───── Data excerpts ─────

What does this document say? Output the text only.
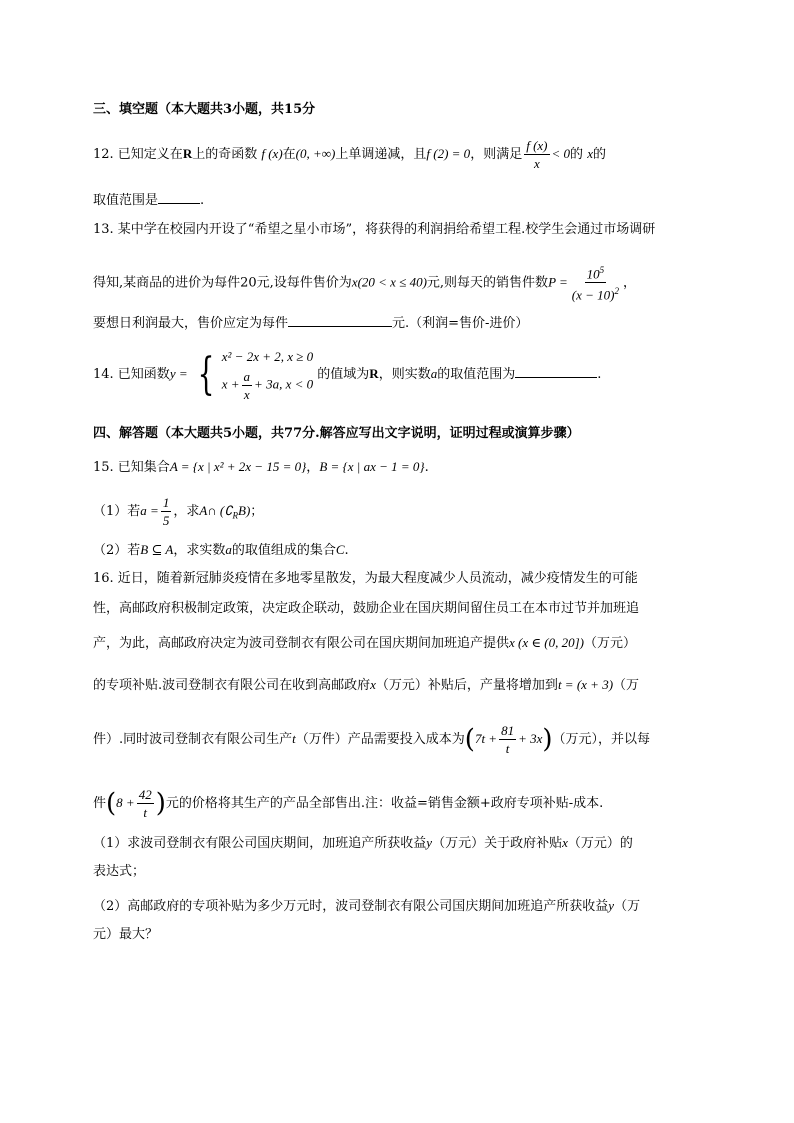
三、填空题（本大题共3小题，共15分
12. 已知定义在R上的奇函数 f (x)在(0, +∞)上单调递减，且f (2) = 0，则满足 $\frac{f (x)}{x} < 0$的 x的
取值范围是	.
13. 某中学在校园内开设了“希望之星小市场”，将获得的利润捐给希望工程.校学生会通过市场调研
得知,某商品的进价为每件20元,设每件售价为x(20 < x ≤ 40)元,则每天的销售件数$P = \frac{10^5}{(x - 10)^2}$ ，
要想日利润最大，售价应定为每件	元.（利润=售价-进价）
14. 已知函数y = { x² − 2x + 2, x ≥ 0
$x + \frac{a}{x} + 3a$, x < 0
的值域为R，则实数a的取值范围为	.
四、解答题（本大题共5小题，共77分.解答应写出文字说明，证明过程或演算步骤）
15. 已知集合A = {x | x² + 2x − 15 = 0}，B = {x | ax − 1 = 0}.
（1）若$a = \frac{1}{5}$ ，求A∩ $(∁_RB)$；
（2）若B ⊆ A，求实数a的取值组成的集合C.
16. 近日，随着新冠肺炎疫情在多地零星散发，为最大程度减少人员流动，减少疫情发生的可能
性，高邮政府积极制定政策，决定政企联动，鼓励企业在国庆期间留住员工在本市过节并加班追
产，为此，高邮政府决定为波司登制衣有限公司在国庆期间加班追产提供x (x ∈ (0, 20])（万元）
的专项补贴.波司登制衣有限公司在收到高邮政府x（万元）补贴后，产量将增加到t = (x + 3)（万
件）.同时波司登制衣有限公司生产t（万件）产品需要投入成本为$(7t + \frac{81}{t} + 3x)$（万元），并以每
件($8 + \frac{42}{t}$ )元的价格将其生产的产品全部售出.注：收益=销售金额+政府专项补贴-成本.
（1）求波司登制衣有限公司国庆期间，加班追产所获收益y（万元）关于政府补贴x（万元）的
表达式；
（2）高邮政府的专项补贴为多少万元时，波司登制衣有限公司国庆期间加班追产所获收益y（万
元）最大？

─────

-- Problem details --
Return each line exactly as written. Any picture gets left out.

-- Result --
What does this document say? Output the text only.
三、填空题（本大题共3小题，共15分
12. 已知定义在R上的奇函数 f (x)在(0, +∞)上单调递减，且f (2) = 0，则满足 $\frac{f (x)}{x} < 0$的 x的
取值范围是	.
13. 某中学在校园内开设了“希望之星小市场”，将获得的利润捐给希望工程.校学生会通过市场调研
得知,某商品的进价为每件20元,设每件售价为x(20 < x ≤ 40)元,则每天的销售件数$P = \frac{10^5}{(x - 10)^2}$ ，
要想日利润最大，售价应定为每件	元.（利润=售价-进价）
14. 已知函数y = { x² − 2x + 2, x ≥ 0
$x + \frac{a}{x} + 3a$, x < 0
的值域为R，则实数a的取值范围为	.
四、解答题（本大题共5小题，共77分.解答应写出文字说明，证明过程或演算步骤）
15. 已知集合A = {x | x² + 2x − 15 = 0}，B = {x | ax − 1 = 0}.
（1）若$a = \frac{1}{5}$ ，求A∩ $(∁_RB)$；
（2）若B ⊆ A，求实数a的取值组成的集合C.
16. 近日，随着新冠肺炎疫情在多地零星散发，为最大程度减少人员流动，减少疫情发生的可能
性，高邮政府积极制定政策，决定政企联动，鼓励企业在国庆期间留住员工在本市过节并加班追
产，为此，高邮政府决定为波司登制衣有限公司在国庆期间加班追产提供x (x ∈ (0, 20])（万元）
的专项补贴.波司登制衣有限公司在收到高邮政府x（万元）补贴后，产量将增加到t = (x + 3)（万
件）.同时波司登制衣有限公司生产t（万件）产品需要投入成本为$(7t + \frac{81}{t} + 3x)$（万元），并以每
件($8 + \frac{42}{t}$ )元的价格将其生产的产品全部售出.注：收益=销售金额+政府专项补贴-成本.
（1）求波司登制衣有限公司国庆期间，加班追产所获收益y（万元）关于政府补贴x（万元）的
表达式；
（2）高邮政府的专项补贴为多少万元时，波司登制衣有限公司国庆期间加班追产所获收益y（万
元）最大？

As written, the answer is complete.